### AIM OF THE TASK
Below is a listing; write it out exactly and drop any images from it.

Records excerpted from a collection:
==========

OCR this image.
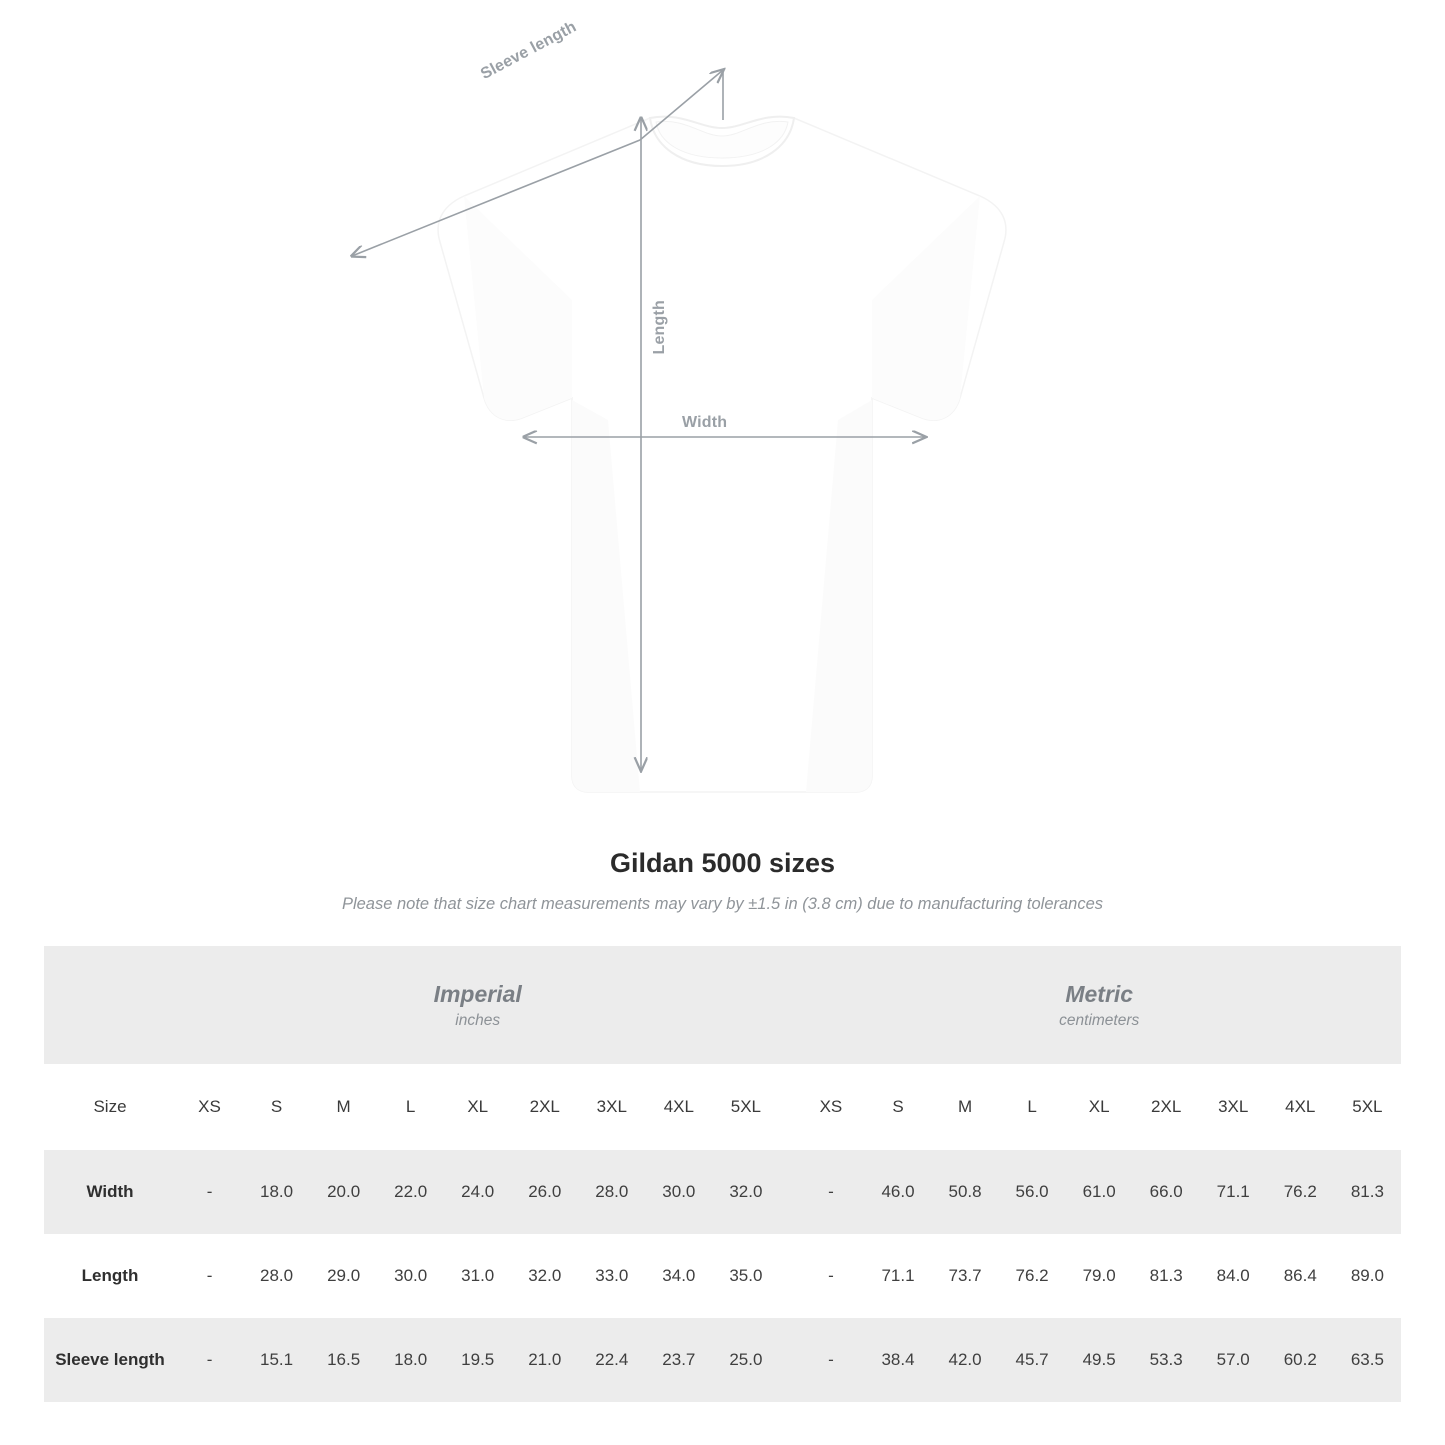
Sleeve length
Length
Width
Gildan 5000 sizes

Please note that size chart measurements may vary by ±1.5 in (3.8 cm) due to manufacturing tolerances

Imperial
inches

Metric
centimeters

Size	XS	S	M	L	XL	2XL	3XL	4XL	5XL		XS	S	M	L	XL	2XL	3XL	4XL	5XL
Width	-	18.0	20.0	22.0	24.0	26.0	28.0	30.0	32.0		-	46.0	50.8	56.0	61.0	66.0	71.1	76.2	81.3
Length	-	28.0	29.0	30.0	31.0	32.0	33.0	34.0	35.0		-	71.1	73.7	76.2	79.0	81.3	84.0	86.4	89.0
Sleeve length	-	15.1	16.5	18.0	19.5	21.0	22.4	23.7	25.0		-	38.4	42.0	45.7	49.5	53.3	57.0	60.2	63.5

==========

### RESPONSE TO THIS EXERCISE
OCR this image.
Sleeve length
Length
Width
Gildan 5000 sizes

Please note that size chart measurements may vary by ±1.5 in (3.8 cm) due to manufacturing tolerances

Imperial
inches

Metric
centimeters

Size	XS	S	M	L	XL	2XL	3XL	4XL	5XL		XS	S	M	L	XL	2XL	3XL	4XL	5XL
Width	-	18.0	20.0	22.0	24.0	26.0	28.0	30.0	32.0		-	46.0	50.8	56.0	61.0	66.0	71.1	76.2	81.3
Length	-	28.0	29.0	30.0	31.0	32.0	33.0	34.0	35.0		-	71.1	73.7	76.2	79.0	81.3	84.0	86.4	89.0
Sleeve length	-	15.1	16.5	18.0	19.5	21.0	22.4	23.7	25.0		-	38.4	42.0	45.7	49.5	53.3	57.0	60.2	63.5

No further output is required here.